-- Given data start --

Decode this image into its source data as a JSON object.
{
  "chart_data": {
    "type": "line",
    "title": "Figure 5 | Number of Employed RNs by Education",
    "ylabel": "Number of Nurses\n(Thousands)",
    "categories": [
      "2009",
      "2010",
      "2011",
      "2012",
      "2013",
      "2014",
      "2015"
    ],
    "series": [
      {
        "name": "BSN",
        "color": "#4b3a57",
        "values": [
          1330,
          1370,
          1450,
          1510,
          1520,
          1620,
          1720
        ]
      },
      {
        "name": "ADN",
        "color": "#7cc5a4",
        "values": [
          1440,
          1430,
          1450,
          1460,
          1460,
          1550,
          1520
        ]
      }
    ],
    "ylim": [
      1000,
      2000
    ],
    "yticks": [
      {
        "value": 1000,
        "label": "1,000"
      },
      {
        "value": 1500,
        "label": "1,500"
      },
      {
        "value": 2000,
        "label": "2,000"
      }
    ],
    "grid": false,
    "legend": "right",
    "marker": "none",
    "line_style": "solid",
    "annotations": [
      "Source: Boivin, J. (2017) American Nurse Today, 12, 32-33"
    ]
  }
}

-- Given data end --
-- Given data start --

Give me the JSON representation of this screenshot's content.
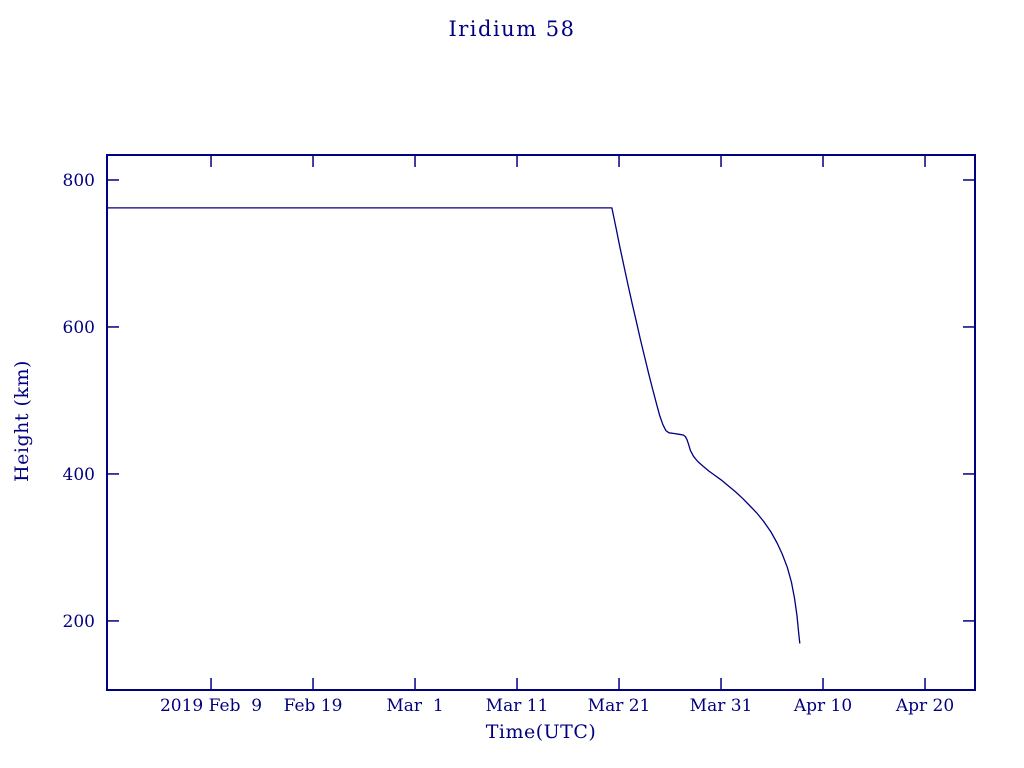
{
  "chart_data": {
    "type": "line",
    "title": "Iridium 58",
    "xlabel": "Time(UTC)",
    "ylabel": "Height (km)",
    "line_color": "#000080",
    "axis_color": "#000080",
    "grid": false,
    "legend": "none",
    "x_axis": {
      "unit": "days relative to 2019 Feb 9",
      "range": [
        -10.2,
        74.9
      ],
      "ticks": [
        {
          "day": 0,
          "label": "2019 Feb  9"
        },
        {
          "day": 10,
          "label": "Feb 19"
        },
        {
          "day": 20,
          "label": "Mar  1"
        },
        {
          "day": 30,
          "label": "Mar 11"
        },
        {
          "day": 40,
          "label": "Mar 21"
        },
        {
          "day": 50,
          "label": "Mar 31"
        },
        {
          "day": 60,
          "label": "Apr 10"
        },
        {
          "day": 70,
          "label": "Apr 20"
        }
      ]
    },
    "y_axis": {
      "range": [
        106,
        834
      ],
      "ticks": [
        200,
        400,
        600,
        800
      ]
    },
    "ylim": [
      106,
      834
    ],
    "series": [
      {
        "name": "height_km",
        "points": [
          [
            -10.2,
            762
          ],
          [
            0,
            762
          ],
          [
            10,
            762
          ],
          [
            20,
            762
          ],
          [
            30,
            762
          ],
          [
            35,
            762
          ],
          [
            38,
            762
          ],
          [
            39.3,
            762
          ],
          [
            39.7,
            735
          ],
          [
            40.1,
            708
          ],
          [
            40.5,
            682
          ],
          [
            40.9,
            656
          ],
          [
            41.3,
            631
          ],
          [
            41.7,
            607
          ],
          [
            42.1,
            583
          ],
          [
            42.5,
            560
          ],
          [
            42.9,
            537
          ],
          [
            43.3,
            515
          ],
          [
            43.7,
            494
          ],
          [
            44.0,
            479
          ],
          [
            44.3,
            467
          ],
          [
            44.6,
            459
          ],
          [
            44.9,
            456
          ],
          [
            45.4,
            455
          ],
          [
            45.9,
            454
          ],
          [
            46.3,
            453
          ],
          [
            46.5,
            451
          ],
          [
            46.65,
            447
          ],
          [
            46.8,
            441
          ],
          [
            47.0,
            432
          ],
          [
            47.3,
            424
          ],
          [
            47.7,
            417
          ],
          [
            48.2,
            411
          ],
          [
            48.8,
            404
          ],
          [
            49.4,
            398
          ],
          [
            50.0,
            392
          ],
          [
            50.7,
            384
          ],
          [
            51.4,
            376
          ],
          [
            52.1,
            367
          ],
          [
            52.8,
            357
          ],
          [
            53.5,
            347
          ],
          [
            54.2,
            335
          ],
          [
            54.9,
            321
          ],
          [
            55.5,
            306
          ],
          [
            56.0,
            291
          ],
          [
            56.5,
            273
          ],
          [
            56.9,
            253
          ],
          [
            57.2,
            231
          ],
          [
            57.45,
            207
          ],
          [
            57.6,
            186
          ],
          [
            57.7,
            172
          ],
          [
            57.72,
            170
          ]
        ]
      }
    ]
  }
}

-- Given data end --

Using the listing above, gather each line that holds the string "JSON" and copy it.

● **Written answer**
Decode this image into its source data as a JSON object.
Give me the JSON representation of this screenshot's content.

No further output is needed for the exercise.